■ THE EXERCISE: Reproduce every entry below precisely; do not include the pictures.

☆ ☆ ☆ ☆ ☆

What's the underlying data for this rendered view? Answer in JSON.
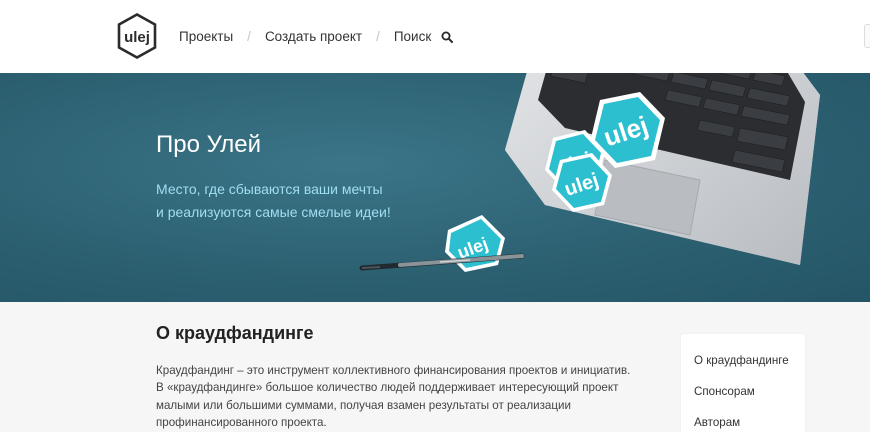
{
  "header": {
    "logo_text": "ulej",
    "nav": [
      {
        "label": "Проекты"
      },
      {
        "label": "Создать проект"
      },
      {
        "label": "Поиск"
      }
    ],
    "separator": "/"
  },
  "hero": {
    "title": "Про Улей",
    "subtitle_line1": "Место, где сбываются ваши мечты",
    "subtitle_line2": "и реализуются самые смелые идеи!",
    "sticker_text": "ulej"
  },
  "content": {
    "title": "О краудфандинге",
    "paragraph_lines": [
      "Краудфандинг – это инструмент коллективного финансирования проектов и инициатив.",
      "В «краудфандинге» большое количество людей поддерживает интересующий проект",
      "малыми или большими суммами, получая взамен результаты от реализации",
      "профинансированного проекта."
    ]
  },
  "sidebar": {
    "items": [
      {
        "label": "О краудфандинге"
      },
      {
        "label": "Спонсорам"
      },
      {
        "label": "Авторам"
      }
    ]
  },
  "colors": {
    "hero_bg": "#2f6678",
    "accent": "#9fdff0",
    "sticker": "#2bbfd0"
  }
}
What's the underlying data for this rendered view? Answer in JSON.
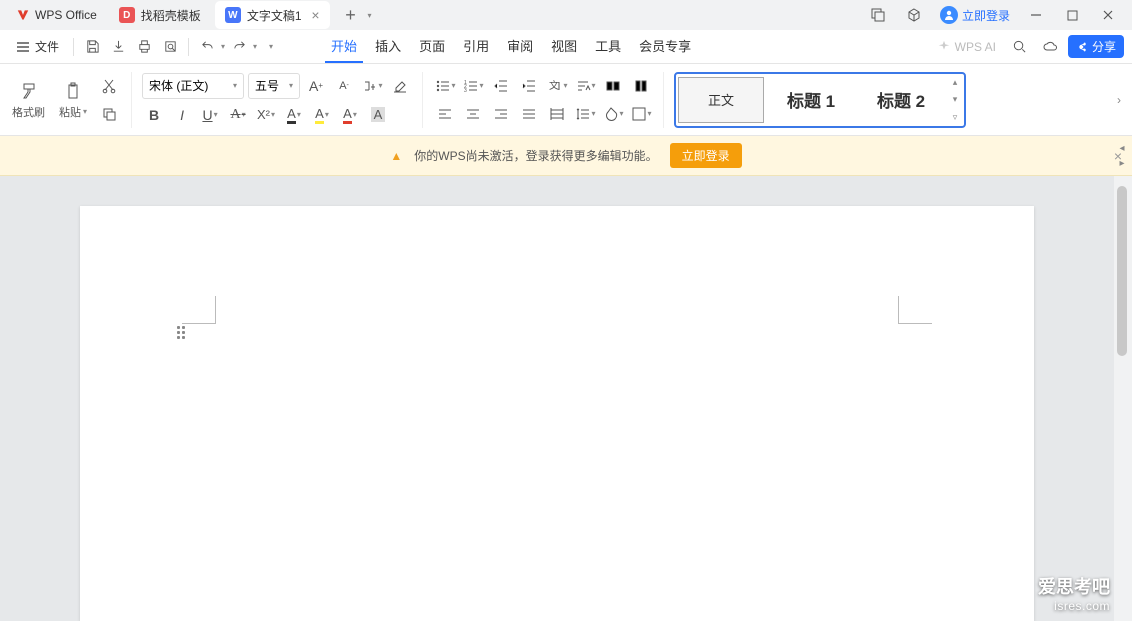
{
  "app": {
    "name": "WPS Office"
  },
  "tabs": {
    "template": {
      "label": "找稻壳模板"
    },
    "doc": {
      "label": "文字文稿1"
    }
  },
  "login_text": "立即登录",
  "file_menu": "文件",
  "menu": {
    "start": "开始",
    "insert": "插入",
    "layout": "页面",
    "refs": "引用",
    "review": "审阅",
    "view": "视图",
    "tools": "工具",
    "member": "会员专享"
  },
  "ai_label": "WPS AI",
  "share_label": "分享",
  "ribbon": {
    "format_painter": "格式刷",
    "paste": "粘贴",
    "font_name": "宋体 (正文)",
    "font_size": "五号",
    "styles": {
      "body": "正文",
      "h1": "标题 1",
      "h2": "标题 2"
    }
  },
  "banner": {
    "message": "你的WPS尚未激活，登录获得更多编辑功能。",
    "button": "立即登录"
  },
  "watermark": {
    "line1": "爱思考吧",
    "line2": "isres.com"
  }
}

☆ ☆ ☆ ☆ ☆

■ EXERCISE ANSWER:
What's the underlying data for this rendered view? Answer in JSON.
{
  "header": {
    "logo_text": "ulej",
    "nav": [
      {
        "label": "Проекты"
      },
      {
        "label": "Создать проект"
      },
      {
        "label": "Поиск"
      }
    ],
    "separator": "/"
  },
  "hero": {
    "title": "Про Улей",
    "subtitle_line1": "Место, где сбываются ваши мечты",
    "subtitle_line2": "и реализуются самые смелые идеи!",
    "sticker_text": "ulej"
  },
  "content": {
    "title": "О краудфандинге",
    "paragraph_lines": [
      "Краудфандинг – это инструмент коллективного финансирования проектов и инициатив.",
      "В «краудфандинге» большое количество людей поддерживает интересующий проект",
      "малыми или большими суммами, получая взамен результаты от реализации",
      "профинансированного проекта."
    ]
  },
  "sidebar": {
    "items": [
      {
        "label": "О краудфандинге"
      },
      {
        "label": "Спонсорам"
      },
      {
        "label": "Авторам"
      }
    ]
  },
  "colors": {
    "hero_bg": "#2f6678",
    "accent": "#9fdff0",
    "sticker": "#2bbfd0"
  }
}
What's the underlying data for this rendered view? Answer in JSON.
{
  "app": {
    "name": "WPS Office"
  },
  "tabs": {
    "template": {
      "label": "找稻壳模板"
    },
    "doc": {
      "label": "文字文稿1"
    }
  },
  "login_text": "立即登录",
  "file_menu": "文件",
  "menu": {
    "start": "开始",
    "insert": "插入",
    "layout": "页面",
    "refs": "引用",
    "review": "审阅",
    "view": "视图",
    "tools": "工具",
    "member": "会员专享"
  },
  "ai_label": "WPS AI",
  "share_label": "分享",
  "ribbon": {
    "format_painter": "格式刷",
    "paste": "粘贴",
    "font_name": "宋体 (正文)",
    "font_size": "五号",
    "styles": {
      "body": "正文",
      "h1": "标题 1",
      "h2": "标题 2"
    }
  },
  "banner": {
    "message": "你的WPS尚未激活，登录获得更多编辑功能。",
    "button": "立即登录"
  },
  "watermark": {
    "line1": "爱思考吧",
    "line2": "isres.com"
  }
}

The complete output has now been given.